**** Text segment ****

Florida residential complications and presidential pardons

All of Donald Trump's other restrictions and losses of rights relate to him being a resident of Florida. As a convicted felon, he will lose the right to serve on a Florida jury until he's paid his fees and completed his sentence, including any prison time, per the Florida Division of Elections. At that point, the Florida State Clemency Board has to actively decide to restore Trump's right to vote. Florida law also prohibits felons from voting in the state if a felony conviction would prevent a person from voting in the state where he or she was convicted. As we mentioned, Trump's clear to vote in New York provided he's not in prison, so this particular proviso doesn't apply to him. 

And finally, we'd be remiss to not mention a potential presidential hack that some folks might have thought of: pardons. Can Trump absolve himself if he becomes president again? Bizarrely enough, he could — if he was convicted of a federal criminal charge, that is. As the Constitution Annotated explains, presidential pardoning power has limits and doesn't extend to state-level crimes or federal civil charges. Analysis of the U.S. Constitution can get complicated, but this part at least seems airtight.

As for Trump's punishment, we'll have to wait till July 11 to see how it plays out. July 11, it should be noted, is a mere four days before the GOP will likely nominate Trump for presidency at the Republic National Convention.

**** Data rows ****

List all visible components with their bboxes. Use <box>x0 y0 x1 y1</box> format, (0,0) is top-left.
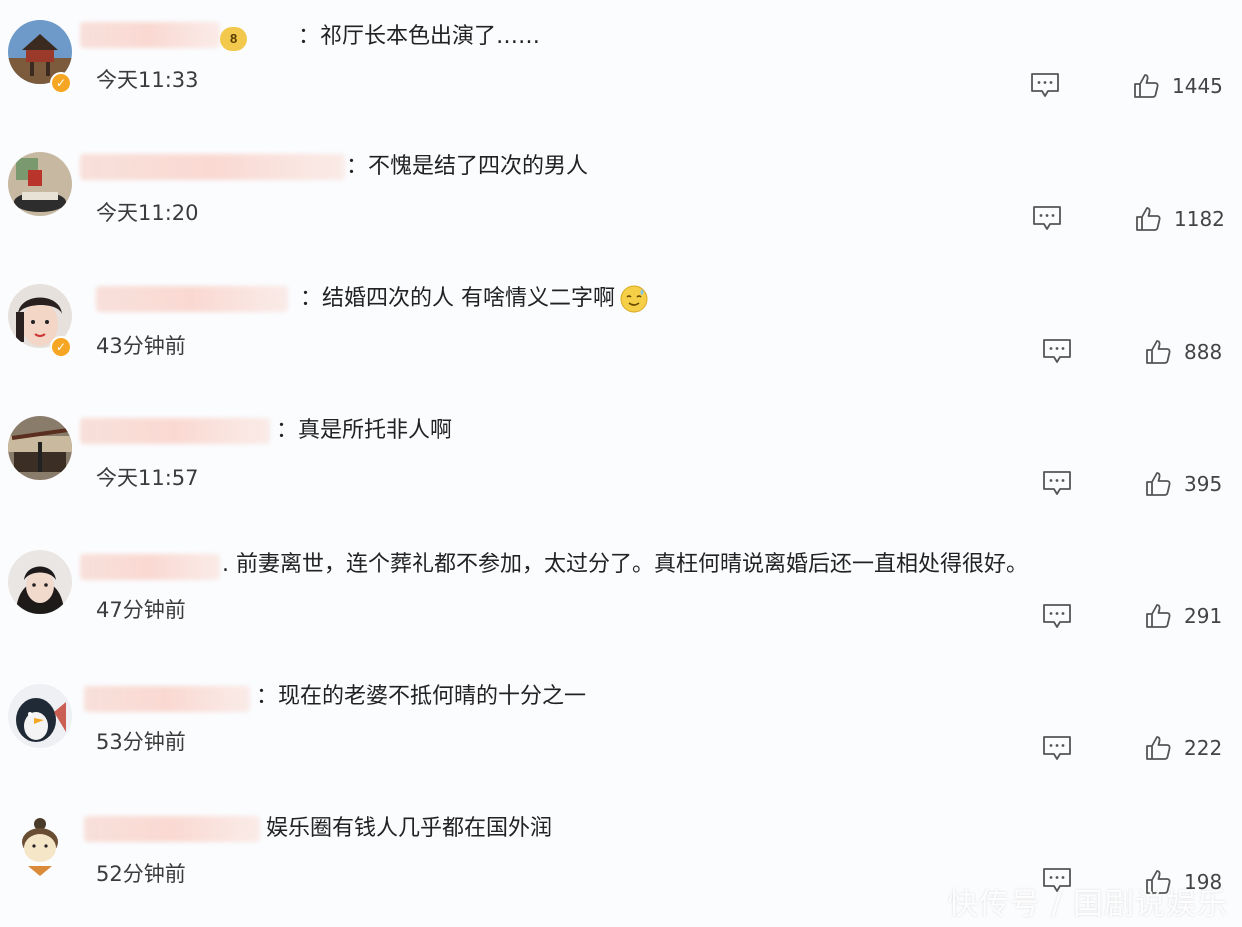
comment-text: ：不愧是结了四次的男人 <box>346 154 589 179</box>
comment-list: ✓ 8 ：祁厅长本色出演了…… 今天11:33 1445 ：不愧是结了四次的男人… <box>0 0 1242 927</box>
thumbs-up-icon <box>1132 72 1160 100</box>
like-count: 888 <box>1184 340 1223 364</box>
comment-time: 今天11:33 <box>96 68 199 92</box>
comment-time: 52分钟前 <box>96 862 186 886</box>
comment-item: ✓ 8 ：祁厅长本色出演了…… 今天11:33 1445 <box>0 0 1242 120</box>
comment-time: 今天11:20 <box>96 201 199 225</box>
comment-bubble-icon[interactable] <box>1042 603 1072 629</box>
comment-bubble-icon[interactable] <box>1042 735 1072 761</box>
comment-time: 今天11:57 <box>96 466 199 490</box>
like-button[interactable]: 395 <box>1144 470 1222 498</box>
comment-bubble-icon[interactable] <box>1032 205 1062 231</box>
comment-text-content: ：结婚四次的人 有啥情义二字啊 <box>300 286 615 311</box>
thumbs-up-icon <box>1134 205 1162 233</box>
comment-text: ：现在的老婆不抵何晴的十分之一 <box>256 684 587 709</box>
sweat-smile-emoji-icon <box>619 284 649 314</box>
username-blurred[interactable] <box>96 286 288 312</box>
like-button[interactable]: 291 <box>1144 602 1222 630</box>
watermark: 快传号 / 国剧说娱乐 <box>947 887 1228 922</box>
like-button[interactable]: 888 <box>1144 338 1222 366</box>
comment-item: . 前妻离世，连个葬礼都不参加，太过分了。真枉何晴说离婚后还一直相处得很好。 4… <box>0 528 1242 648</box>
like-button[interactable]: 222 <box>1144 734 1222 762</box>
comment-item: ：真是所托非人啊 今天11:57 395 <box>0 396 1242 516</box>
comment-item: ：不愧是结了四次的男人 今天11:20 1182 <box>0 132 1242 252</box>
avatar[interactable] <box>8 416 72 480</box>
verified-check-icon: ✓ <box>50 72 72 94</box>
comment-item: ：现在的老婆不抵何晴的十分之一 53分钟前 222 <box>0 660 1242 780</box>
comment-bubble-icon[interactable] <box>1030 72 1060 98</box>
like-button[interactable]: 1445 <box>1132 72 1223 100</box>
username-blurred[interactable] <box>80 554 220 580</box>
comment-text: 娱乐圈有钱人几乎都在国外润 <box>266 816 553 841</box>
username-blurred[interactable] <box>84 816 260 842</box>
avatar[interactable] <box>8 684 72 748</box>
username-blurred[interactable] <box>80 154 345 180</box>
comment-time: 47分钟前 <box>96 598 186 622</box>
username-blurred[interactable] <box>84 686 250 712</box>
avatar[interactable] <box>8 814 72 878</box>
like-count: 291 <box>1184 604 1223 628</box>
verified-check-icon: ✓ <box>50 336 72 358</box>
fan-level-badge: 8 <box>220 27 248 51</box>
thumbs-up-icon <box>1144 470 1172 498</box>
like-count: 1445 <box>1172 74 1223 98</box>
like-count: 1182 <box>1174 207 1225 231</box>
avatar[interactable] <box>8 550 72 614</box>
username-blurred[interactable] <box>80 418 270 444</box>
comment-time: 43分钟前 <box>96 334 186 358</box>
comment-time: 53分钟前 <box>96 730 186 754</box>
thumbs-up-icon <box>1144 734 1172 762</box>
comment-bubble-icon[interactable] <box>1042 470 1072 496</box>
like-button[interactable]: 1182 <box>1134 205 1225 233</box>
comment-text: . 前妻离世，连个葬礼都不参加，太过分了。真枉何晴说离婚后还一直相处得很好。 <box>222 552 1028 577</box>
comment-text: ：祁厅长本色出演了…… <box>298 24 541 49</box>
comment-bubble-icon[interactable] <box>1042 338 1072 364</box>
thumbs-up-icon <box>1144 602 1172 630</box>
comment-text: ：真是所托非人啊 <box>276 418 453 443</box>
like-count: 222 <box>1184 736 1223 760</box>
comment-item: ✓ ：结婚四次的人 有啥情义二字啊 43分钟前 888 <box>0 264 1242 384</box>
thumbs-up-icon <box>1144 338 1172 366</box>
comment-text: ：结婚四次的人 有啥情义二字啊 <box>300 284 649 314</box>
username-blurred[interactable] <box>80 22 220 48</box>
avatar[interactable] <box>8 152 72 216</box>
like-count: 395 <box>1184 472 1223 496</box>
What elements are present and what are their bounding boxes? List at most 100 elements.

****

(Your task):
Copy the text on Florida complications and presidential pardons from "As for Trump's" to "Republic National Convention.", replacing "punishment" with "sentencing".

(Result for this task):
As for Trump's sentencing, we'll have to wait till July 11 to see how it plays out. July 11, it should be noted, is a mere four days before the GOP will likely nominate Trump for presidency at the Republic National Convention.